[start DATA SECTION]

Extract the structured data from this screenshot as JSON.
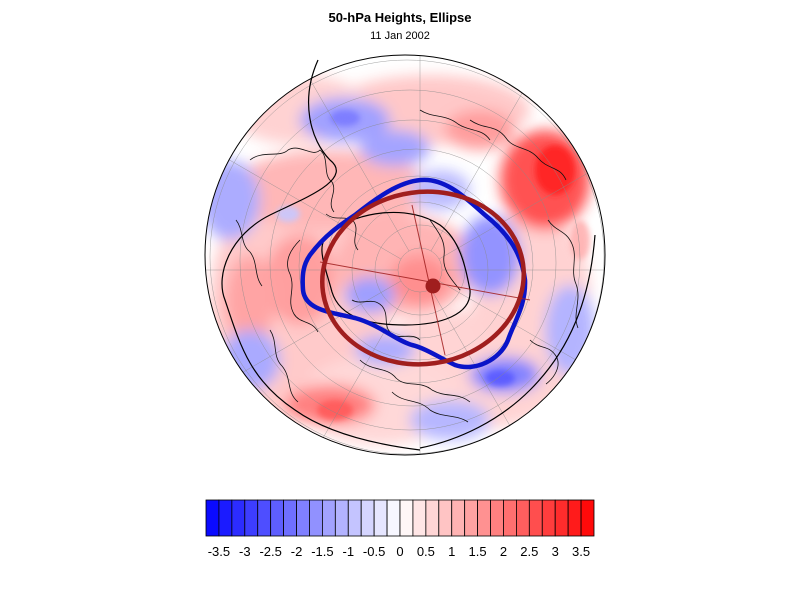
{
  "title": "50-hPa Heights, Ellipse",
  "subtitle": "11 Jan 2002",
  "map": {
    "projection": "north-polar-stereographic",
    "field": "normalized 50-hPa height anomaly",
    "graticule": true,
    "coastlines": true
  },
  "overlays": {
    "vortex_edge": {
      "icon": "vortex-contour-line",
      "color": "#0a14c8"
    },
    "fitted_ellipse": {
      "icon": "ellipse-outline",
      "color": "#a01e1e"
    },
    "ellipse_centroid": {
      "icon": "centroid-dot",
      "color": "#a01e1e"
    }
  },
  "colorbar": {
    "min": -3.75,
    "max": 3.75,
    "step": 0.25,
    "neg_color": "#0a0aff",
    "mid_color": "#ffffff",
    "pos_color": "#ff0a0a",
    "tick_labels": [
      "-3.5",
      "-3",
      "-2.5",
      "-2",
      "-1.5",
      "-1",
      "-0.5",
      "0",
      "0.5",
      "1",
      "1.5",
      "2",
      "2.5",
      "3",
      "3.5"
    ],
    "tick_values": [
      -3.5,
      -3,
      -2.5,
      -2,
      -1.5,
      -1,
      -0.5,
      0,
      0.5,
      1,
      1.5,
      2,
      2.5,
      3,
      3.5
    ]
  }
}
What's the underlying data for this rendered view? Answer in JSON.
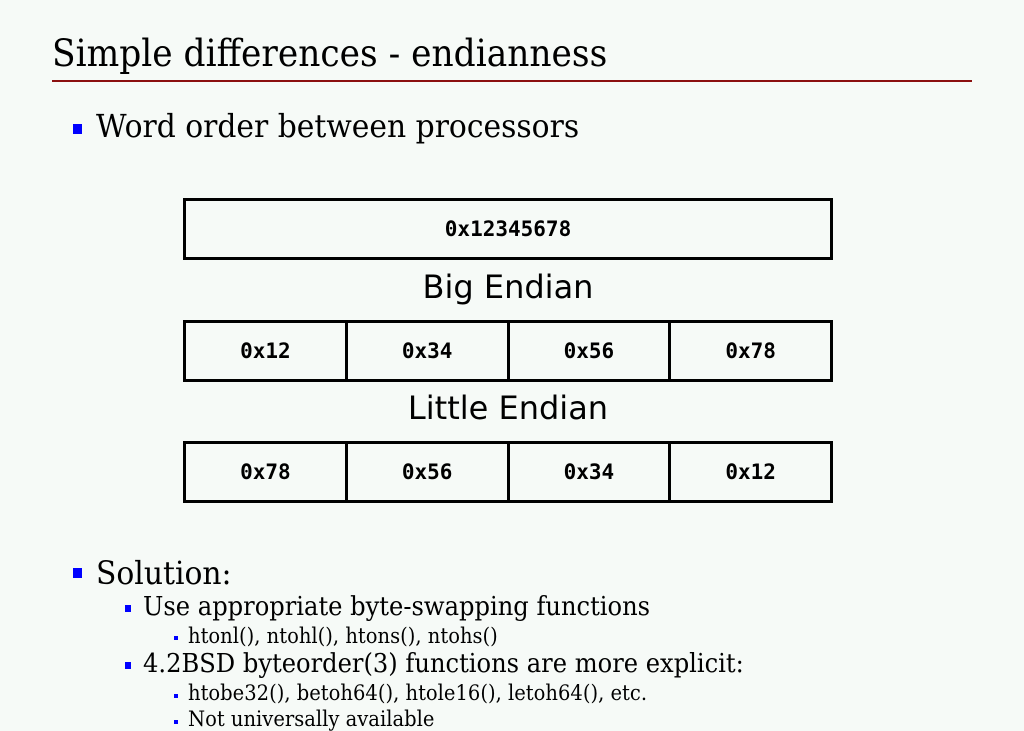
{
  "title": "Simple differences - endianness",
  "colors": {
    "rule": "#8b1010",
    "bullet": "#0000ff",
    "background": "#f6faf7"
  },
  "bullets": {
    "word_order": "Word order between processors",
    "solution": "Solution:",
    "use_swap": "Use appropriate byte-swapping functions",
    "swap_funcs": "htonl(), ntohl(), htons(), ntohs()",
    "bsd": "4.2BSD byteorder(3) functions are more explicit:",
    "bsd_funcs": "htobe32(), betoh64(), htole16(), letoh64(), etc.",
    "not_avail": "Not universally available"
  },
  "diagram": {
    "word": "0x12345678",
    "big_label": "Big Endian",
    "big": [
      "0x12",
      "0x34",
      "0x56",
      "0x78"
    ],
    "little_label": "Little Endian",
    "little": [
      "0x78",
      "0x56",
      "0x34",
      "0x12"
    ]
  }
}
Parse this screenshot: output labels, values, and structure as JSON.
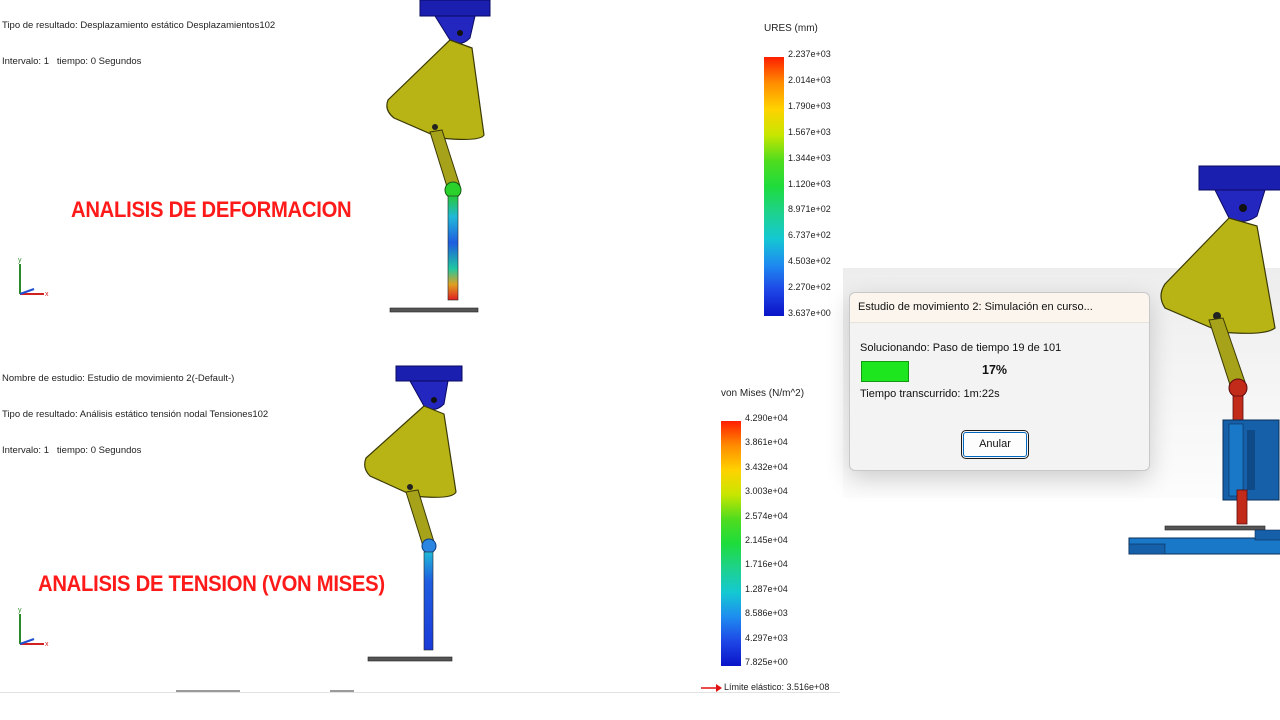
{
  "top_panel": {
    "info_lines": [
      "Tipo de resultado: Desplazamiento estático Desplazamientos102",
      "Intervalo: 1   tiempo: 0 Segundos"
    ],
    "overlay_label": "ANALISIS DE DEFORMACION",
    "legend": {
      "title": "URES (mm)",
      "ticks": [
        "2.237e+03",
        "2.014e+03",
        "1.790e+03",
        "1.567e+03",
        "1.344e+03",
        "1.120e+03",
        "8.971e+02",
        "6.737e+02",
        "4.503e+02",
        "2.270e+02",
        "3.637e+00"
      ]
    },
    "triad": {
      "y": "y",
      "x": "x"
    }
  },
  "bottom_panel": {
    "info_lines": [
      "Nombre de estudio: Estudio de movimiento 2(-Default-)",
      "Tipo de resultado: Análisis estático tensión nodal Tensiones102",
      "Intervalo: 1   tiempo: 0 Segundos"
    ],
    "overlay_label": "ANALISIS DE TENSION (VON MISES)",
    "legend": {
      "title": "von Mises (N/m^2)",
      "ticks": [
        "4.290e+04",
        "3.861e+04",
        "3.432e+04",
        "3.003e+04",
        "2.574e+04",
        "2.145e+04",
        "1.716e+04",
        "1.287e+04",
        "8.586e+03",
        "4.297e+03",
        "7.825e+00"
      ],
      "elastic_limit": "Límite elástico: 3.516e+08"
    },
    "triad": {
      "y": "y",
      "x": "x"
    }
  },
  "dialog": {
    "title": "Estudio de movimiento 2: Simulación en curso...",
    "solving_text": "Solucionando: Paso de tiempo 19 de 101",
    "progress_percent": "17%",
    "progress_value": 17,
    "elapsed_text": "Tiempo transcurrido: 1m:22s",
    "cancel_label": "Anular"
  },
  "colors": {
    "link_body": "#b9b416",
    "mount_block": "#1b1fb0",
    "label_red": "#ff1a1a",
    "progress_green": "#1ee61e"
  }
}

[end DATA SECTION]

◆ STATED GOAL ◆
Pictures excluded, quote all the data above exactly.

◆ RESULT OF THE TASK ◆
Extract the structured data from this screenshot as JSON.
{
  "title": "50-hPa Heights, Ellipse",
  "subtitle": "11 Jan 2002",
  "map": {
    "projection": "north-polar-stereographic",
    "field": "normalized 50-hPa height anomaly",
    "graticule": true,
    "coastlines": true
  },
  "overlays": {
    "vortex_edge": {
      "icon": "vortex-contour-line",
      "color": "#0a14c8"
    },
    "fitted_ellipse": {
      "icon": "ellipse-outline",
      "color": "#a01e1e"
    },
    "ellipse_centroid": {
      "icon": "centroid-dot",
      "color": "#a01e1e"
    }
  },
  "colorbar": {
    "min": -3.75,
    "max": 3.75,
    "step": 0.25,
    "neg_color": "#0a0aff",
    "mid_color": "#ffffff",
    "pos_color": "#ff0a0a",
    "tick_labels": [
      "-3.5",
      "-3",
      "-2.5",
      "-2",
      "-1.5",
      "-1",
      "-0.5",
      "0",
      "0.5",
      "1",
      "1.5",
      "2",
      "2.5",
      "3",
      "3.5"
    ],
    "tick_values": [
      -3.5,
      -3,
      -2.5,
      -2,
      -1.5,
      -1,
      -0.5,
      0,
      0.5,
      1,
      1.5,
      2,
      2.5,
      3,
      3.5
    ]
  }
}
What's the underlying data for this rendered view? Answer in JSON.
{
  "title": "Simple differences - endianness",
  "colors": {
    "rule": "#8b1010",
    "bullet": "#0000ff",
    "background": "#f6faf7"
  },
  "bullets": {
    "word_order": "Word order between processors",
    "solution": "Solution:",
    "use_swap": "Use appropriate byte-swapping functions",
    "swap_funcs": "htonl(), ntohl(), htons(), ntohs()",
    "bsd": "4.2BSD byteorder(3) functions are more explicit:",
    "bsd_funcs": "htobe32(), betoh64(), htole16(), letoh64(), etc.",
    "not_avail": "Not universally available"
  },
  "diagram": {
    "word": "0x12345678",
    "big_label": "Big Endian",
    "big": [
      "0x12",
      "0x34",
      "0x56",
      "0x78"
    ],
    "little_label": "Little Endian",
    "little": [
      "0x78",
      "0x56",
      "0x34",
      "0x12"
    ]
  }
}
Parse this screenshot: output labels, values, and structure as JSON.
{
  "top_panel": {
    "info_lines": [
      "Tipo de resultado: Desplazamiento estático Desplazamientos102",
      "Intervalo: 1   tiempo: 0 Segundos"
    ],
    "overlay_label": "ANALISIS DE DEFORMACION",
    "legend": {
      "title": "URES (mm)",
      "ticks": [
        "2.237e+03",
        "2.014e+03",
        "1.790e+03",
        "1.567e+03",
        "1.344e+03",
        "1.120e+03",
        "8.971e+02",
        "6.737e+02",
        "4.503e+02",
        "2.270e+02",
        "3.637e+00"
      ]
    },
    "triad": {
      "y": "y",
      "x": "x"
    }
  },
  "bottom_panel": {
    "info_lines": [
      "Nombre de estudio: Estudio de movimiento 2(-Default-)",
      "Tipo de resultado: Análisis estático tensión nodal Tensiones102",
      "Intervalo: 1   tiempo: 0 Segundos"
    ],
    "overlay_label": "ANALISIS DE TENSION (VON MISES)",
    "legend": {
      "title": "von Mises (N/m^2)",
      "ticks": [
        "4.290e+04",
        "3.861e+04",
        "3.432e+04",
        "3.003e+04",
        "2.574e+04",
        "2.145e+04",
        "1.716e+04",
        "1.287e+04",
        "8.586e+03",
        "4.297e+03",
        "7.825e+00"
      ],
      "elastic_limit": "Límite elástico: 3.516e+08"
    },
    "triad": {
      "y": "y",
      "x": "x"
    }
  },
  "dialog": {
    "title": "Estudio de movimiento 2: Simulación en curso...",
    "solving_text": "Solucionando: Paso de tiempo 19 de 101",
    "progress_percent": "17%",
    "progress_value": 17,
    "elapsed_text": "Tiempo transcurrido: 1m:22s",
    "cancel_label": "Anular"
  },
  "colors": {
    "link_body": "#b9b416",
    "mount_block": "#1b1fb0",
    "label_red": "#ff1a1a",
    "progress_green": "#1ee61e"
  }
}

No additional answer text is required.